TASK:
Type out every line below exactly as it reads.

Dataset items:

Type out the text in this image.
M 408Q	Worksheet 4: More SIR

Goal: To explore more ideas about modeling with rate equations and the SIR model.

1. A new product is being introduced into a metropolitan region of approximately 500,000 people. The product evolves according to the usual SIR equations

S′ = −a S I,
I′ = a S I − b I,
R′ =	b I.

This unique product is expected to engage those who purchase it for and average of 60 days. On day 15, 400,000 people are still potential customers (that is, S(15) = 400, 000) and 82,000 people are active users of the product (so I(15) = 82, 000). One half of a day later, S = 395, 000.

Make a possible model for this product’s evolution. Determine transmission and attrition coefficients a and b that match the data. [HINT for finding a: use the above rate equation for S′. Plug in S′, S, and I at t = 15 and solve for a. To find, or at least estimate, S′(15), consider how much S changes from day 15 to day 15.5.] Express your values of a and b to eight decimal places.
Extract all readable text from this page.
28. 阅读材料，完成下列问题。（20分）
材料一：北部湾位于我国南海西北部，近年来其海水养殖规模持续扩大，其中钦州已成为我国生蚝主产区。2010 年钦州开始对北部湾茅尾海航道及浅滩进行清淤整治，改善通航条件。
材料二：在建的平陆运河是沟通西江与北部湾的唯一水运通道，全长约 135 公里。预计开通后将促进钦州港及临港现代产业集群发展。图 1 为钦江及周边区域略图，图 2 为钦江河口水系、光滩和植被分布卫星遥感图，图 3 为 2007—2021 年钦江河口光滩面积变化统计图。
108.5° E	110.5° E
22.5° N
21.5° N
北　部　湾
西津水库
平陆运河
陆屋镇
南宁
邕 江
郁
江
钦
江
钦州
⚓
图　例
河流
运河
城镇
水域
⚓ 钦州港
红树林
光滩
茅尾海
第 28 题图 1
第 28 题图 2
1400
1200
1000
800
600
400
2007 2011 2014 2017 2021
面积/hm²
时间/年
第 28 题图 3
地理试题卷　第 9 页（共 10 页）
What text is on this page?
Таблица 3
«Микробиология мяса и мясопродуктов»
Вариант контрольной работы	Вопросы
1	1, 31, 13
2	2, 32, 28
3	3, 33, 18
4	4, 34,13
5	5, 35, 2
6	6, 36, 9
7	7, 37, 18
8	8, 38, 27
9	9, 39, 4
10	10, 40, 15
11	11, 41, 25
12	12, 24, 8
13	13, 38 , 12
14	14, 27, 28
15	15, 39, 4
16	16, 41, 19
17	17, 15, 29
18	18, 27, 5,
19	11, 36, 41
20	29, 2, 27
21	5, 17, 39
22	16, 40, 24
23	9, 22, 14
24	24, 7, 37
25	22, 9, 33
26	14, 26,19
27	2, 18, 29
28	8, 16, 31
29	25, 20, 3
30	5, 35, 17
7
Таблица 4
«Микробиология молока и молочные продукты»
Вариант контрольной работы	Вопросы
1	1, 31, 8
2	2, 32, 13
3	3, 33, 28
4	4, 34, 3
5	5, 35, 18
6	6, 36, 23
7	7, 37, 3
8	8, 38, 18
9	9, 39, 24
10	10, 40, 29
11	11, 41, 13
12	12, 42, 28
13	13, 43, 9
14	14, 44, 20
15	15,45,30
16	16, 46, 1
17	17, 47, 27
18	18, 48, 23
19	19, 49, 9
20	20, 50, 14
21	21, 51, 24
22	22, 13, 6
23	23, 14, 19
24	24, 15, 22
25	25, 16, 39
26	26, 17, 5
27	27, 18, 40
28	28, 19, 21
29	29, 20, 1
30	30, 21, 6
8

CORRECT RESULT:
Type out the text in this image.
M 408Q	Worksheet 4: More SIR

Goal: To explore more ideas about modeling with rate equations and the SIR model.

1. A new product is being introduced into a metropolitan region of approximately 500,000 people. The product evolves according to the usual SIR equations

S′ = −a S I,
I′ = a S I − b I,
R′ =	b I.

This unique product is expected to engage those who purchase it for and average of 60 days. On day 15, 400,000 people are still potential customers (that is, S(15) = 400, 000) and 82,000 people are active users of the product (so I(15) = 82, 000). One half of a day later, S = 395, 000.

Make a possible model for this product’s evolution. Determine transmission and attrition coefficients a and b that match the data. [HINT for finding a: use the above rate equation for S′. Plug in S′, S, and I at t = 15 and solve for a. To find, or at least estimate, S′(15), consider how much S changes from day 15 to day 15.5.] Express your values of a and b to eight decimal places.
Extract all readable text from this page.
28. 阅读材料，完成下列问题。（20分）
材料一：北部湾位于我国南海西北部，近年来其海水养殖规模持续扩大，其中钦州已成为我国生蚝主产区。2010 年钦州开始对北部湾茅尾海航道及浅滩进行清淤整治，改善通航条件。
材料二：在建的平陆运河是沟通西江与北部湾的唯一水运通道，全长约 135 公里。预计开通后将促进钦州港及临港现代产业集群发展。图 1 为钦江及周边区域略图，图 2 为钦江河口水系、光滩和植被分布卫星遥感图，图 3 为 2007—2021 年钦江河口光滩面积变化统计图。
108.5° E	110.5° E
22.5° N
21.5° N
北　部　湾
西津水库
平陆运河
陆屋镇
南宁
邕 江
郁
江
钦
江
钦州
⚓
图　例
河流
运河
城镇
水域
⚓ 钦州港
红树林
光滩
茅尾海
第 28 题图 1
第 28 题图 2
1400
1200
1000
800
600
400
2007 2011 2014 2017 2021
面积/hm²
时间/年
第 28 题图 3
地理试题卷　第 9 页（共 10 页）
What text is on this page?
Таблица 3
«Микробиология мяса и мясопродуктов»
Вариант контрольной работы	Вопросы
1	1, 31, 13
2	2, 32, 28
3	3, 33, 18
4	4, 34,13
5	5, 35, 2
6	6, 36, 9
7	7, 37, 18
8	8, 38, 27
9	9, 39, 4
10	10, 40, 15
11	11, 41, 25
12	12, 24, 8
13	13, 38 , 12
14	14, 27, 28
15	15, 39, 4
16	16, 41, 19
17	17, 15, 29
18	18, 27, 5,
19	11, 36, 41
20	29, 2, 27
21	5, 17, 39
22	16, 40, 24
23	9, 22, 14
24	24, 7, 37
25	22, 9, 33
26	14, 26,19
27	2, 18, 29
28	8, 16, 31
29	25, 20, 3
30	5, 35, 17
7
Таблица 4
«Микробиология молока и молочные продукты»
Вариант контрольной работы	Вопросы
1	1, 31, 8
2	2, 32, 13
3	3, 33, 28
4	4, 34, 3
5	5, 35, 18
6	6, 36, 23
7	7, 37, 3
8	8, 38, 18
9	9, 39, 24
10	10, 40, 29
11	11, 41, 13
12	12, 42, 28
13	13, 43, 9
14	14, 44, 20
15	15,45,30
16	16, 46, 1
17	17, 47, 27
18	18, 48, 23
19	19, 49, 9
20	20, 50, 14
21	21, 51, 24
22	22, 13, 6
23	23, 14, 19
24	24, 15, 22
25	25, 16, 39
26	26, 17, 5
27	27, 18, 40
28	28, 19, 21
29	29, 20, 1
30	30, 21, 6
8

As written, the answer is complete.